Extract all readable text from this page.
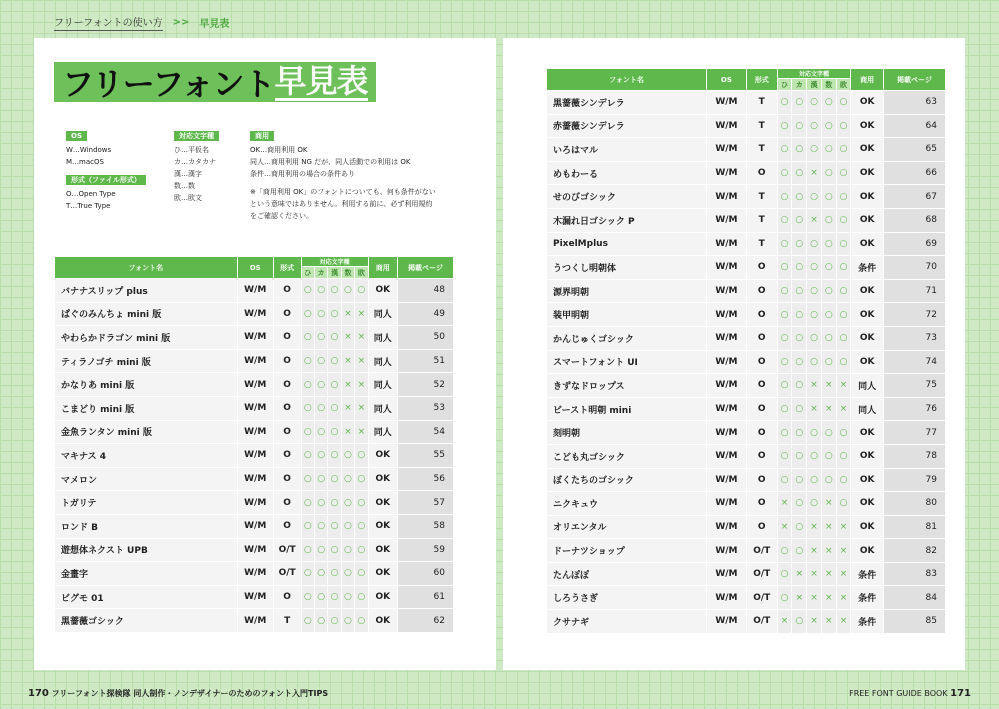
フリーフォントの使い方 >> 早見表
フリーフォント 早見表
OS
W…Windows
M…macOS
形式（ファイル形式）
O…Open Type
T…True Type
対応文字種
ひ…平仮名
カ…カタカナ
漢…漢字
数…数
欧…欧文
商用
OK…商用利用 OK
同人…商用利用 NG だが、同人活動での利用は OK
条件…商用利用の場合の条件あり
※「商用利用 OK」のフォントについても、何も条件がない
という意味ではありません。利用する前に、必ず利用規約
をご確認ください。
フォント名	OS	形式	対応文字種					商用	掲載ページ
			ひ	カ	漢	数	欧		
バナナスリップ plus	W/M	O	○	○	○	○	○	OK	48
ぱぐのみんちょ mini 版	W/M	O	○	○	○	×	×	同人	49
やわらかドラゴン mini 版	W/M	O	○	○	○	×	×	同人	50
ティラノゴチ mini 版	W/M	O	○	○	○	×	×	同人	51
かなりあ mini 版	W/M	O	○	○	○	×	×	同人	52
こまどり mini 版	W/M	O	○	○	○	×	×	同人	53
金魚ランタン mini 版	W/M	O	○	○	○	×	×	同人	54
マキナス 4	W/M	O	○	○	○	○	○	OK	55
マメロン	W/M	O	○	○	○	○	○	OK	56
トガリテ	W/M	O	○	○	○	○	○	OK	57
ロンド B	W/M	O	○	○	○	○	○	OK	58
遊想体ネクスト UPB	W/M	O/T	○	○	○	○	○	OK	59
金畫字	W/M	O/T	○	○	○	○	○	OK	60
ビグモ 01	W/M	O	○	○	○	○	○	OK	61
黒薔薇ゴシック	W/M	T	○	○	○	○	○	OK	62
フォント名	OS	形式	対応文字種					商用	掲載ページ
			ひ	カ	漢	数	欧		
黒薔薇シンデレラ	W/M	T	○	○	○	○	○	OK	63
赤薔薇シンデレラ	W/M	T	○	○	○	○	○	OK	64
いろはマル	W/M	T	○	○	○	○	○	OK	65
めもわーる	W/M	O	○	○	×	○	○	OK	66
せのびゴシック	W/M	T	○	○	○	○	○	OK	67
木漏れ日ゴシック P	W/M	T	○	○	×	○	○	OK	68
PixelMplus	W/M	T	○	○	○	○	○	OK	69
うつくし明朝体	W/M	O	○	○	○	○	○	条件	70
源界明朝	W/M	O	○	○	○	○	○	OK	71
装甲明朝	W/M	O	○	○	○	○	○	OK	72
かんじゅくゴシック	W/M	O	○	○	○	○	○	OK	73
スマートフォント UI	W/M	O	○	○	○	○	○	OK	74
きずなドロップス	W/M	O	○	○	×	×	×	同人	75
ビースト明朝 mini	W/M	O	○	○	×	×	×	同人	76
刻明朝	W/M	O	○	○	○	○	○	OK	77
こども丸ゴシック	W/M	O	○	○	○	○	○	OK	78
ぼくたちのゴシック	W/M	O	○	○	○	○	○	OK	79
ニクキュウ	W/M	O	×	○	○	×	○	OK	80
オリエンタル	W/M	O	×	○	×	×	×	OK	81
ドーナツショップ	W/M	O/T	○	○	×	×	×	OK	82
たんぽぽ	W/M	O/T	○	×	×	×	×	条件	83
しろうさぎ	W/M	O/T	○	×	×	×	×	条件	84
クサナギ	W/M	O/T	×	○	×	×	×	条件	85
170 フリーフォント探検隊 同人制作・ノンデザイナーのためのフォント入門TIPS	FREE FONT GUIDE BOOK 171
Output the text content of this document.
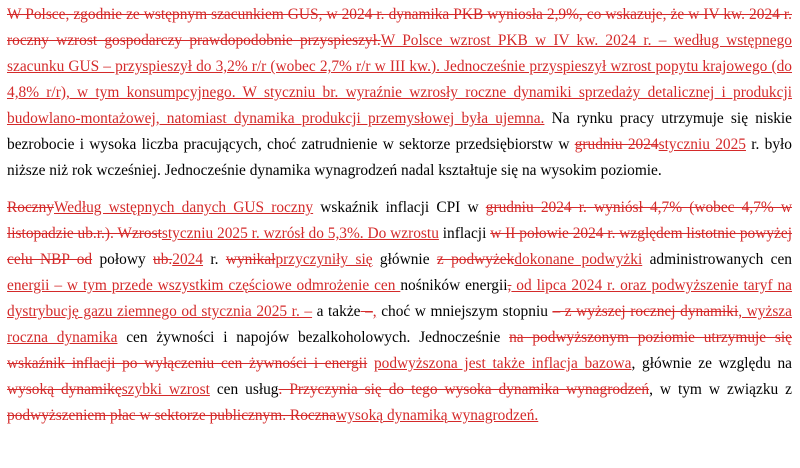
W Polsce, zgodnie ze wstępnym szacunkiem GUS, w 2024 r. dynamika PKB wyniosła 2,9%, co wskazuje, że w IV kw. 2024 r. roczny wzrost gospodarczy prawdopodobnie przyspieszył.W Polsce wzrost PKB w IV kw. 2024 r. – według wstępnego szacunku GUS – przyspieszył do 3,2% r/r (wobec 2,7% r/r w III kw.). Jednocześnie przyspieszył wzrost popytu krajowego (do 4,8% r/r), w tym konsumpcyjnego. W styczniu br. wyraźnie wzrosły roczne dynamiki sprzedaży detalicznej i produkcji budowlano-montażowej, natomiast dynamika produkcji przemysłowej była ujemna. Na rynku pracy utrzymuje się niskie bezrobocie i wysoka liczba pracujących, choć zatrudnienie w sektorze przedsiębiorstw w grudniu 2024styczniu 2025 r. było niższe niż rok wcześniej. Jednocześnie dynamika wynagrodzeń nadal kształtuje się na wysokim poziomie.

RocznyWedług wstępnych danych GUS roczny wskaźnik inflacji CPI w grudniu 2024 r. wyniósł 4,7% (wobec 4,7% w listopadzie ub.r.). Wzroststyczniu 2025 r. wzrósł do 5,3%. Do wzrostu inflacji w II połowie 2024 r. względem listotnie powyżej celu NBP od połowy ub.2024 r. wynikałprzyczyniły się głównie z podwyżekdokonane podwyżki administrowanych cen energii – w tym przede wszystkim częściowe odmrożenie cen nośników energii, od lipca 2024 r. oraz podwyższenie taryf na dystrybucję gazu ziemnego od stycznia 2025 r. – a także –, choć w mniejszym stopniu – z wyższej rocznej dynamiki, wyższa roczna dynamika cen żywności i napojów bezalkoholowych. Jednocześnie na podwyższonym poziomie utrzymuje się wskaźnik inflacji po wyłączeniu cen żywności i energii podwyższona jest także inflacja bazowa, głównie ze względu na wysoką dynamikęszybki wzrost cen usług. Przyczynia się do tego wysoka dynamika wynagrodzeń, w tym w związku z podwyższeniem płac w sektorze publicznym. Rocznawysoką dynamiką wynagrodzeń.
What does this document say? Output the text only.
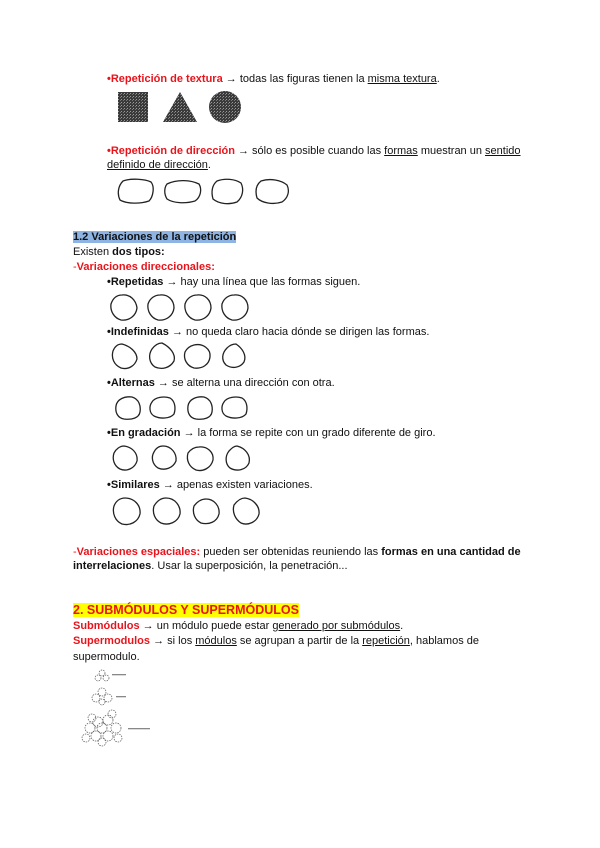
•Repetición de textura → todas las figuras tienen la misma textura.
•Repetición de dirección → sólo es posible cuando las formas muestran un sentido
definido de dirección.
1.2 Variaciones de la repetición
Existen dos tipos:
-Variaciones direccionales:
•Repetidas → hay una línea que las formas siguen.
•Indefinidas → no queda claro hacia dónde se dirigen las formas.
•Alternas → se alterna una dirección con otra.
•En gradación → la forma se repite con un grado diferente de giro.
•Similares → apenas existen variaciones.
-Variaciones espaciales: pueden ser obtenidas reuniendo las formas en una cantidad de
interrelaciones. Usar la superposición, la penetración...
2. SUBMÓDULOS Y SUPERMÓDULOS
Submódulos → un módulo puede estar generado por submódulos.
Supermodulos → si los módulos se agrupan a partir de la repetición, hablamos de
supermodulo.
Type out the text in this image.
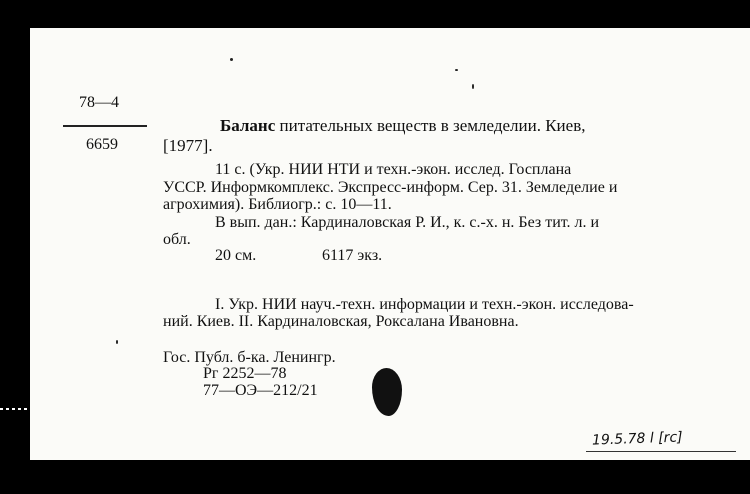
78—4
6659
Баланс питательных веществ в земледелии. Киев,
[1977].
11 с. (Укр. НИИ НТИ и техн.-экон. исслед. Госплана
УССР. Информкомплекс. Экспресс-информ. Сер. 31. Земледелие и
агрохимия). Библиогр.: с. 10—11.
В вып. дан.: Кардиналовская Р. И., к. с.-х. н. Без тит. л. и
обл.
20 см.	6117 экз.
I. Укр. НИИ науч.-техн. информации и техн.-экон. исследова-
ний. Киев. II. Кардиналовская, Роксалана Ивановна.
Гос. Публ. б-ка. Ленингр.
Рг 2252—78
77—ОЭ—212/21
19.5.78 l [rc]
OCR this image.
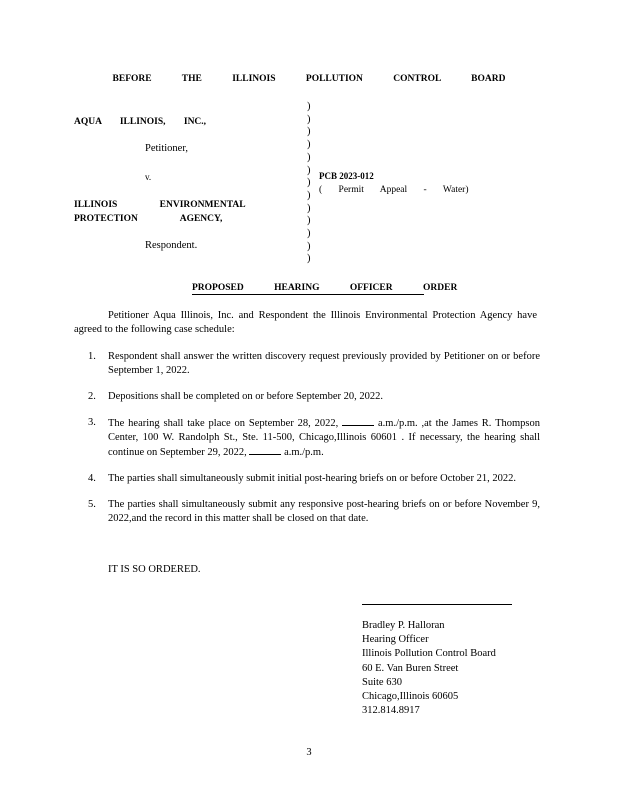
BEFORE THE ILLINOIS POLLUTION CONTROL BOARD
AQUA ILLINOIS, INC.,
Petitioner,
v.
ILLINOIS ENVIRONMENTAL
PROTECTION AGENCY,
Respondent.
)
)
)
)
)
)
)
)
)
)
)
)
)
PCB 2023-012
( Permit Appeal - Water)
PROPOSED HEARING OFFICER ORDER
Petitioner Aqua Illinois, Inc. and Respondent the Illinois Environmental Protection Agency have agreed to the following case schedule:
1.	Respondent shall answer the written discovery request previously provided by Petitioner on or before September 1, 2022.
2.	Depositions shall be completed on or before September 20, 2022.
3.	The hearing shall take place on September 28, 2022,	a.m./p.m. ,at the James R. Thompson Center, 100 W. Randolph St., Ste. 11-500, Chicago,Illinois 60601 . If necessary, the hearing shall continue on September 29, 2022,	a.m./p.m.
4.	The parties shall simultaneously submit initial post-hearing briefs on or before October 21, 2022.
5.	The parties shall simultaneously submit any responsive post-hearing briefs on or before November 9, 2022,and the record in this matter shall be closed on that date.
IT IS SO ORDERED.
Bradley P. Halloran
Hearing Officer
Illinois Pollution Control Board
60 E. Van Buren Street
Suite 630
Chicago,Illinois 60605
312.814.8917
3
────────────────
Report back each line of the entries that holds the string "Respondent".

__Complete response__.
Respondent.
Petitioner Aqua Illinois, Inc. and Respondent the Illinois Environmental Protection Agency have agreed to the following case schedule:
1.	Respondent shall answer the written discovery request previously provided by Petitioner on or before September 1, 2022.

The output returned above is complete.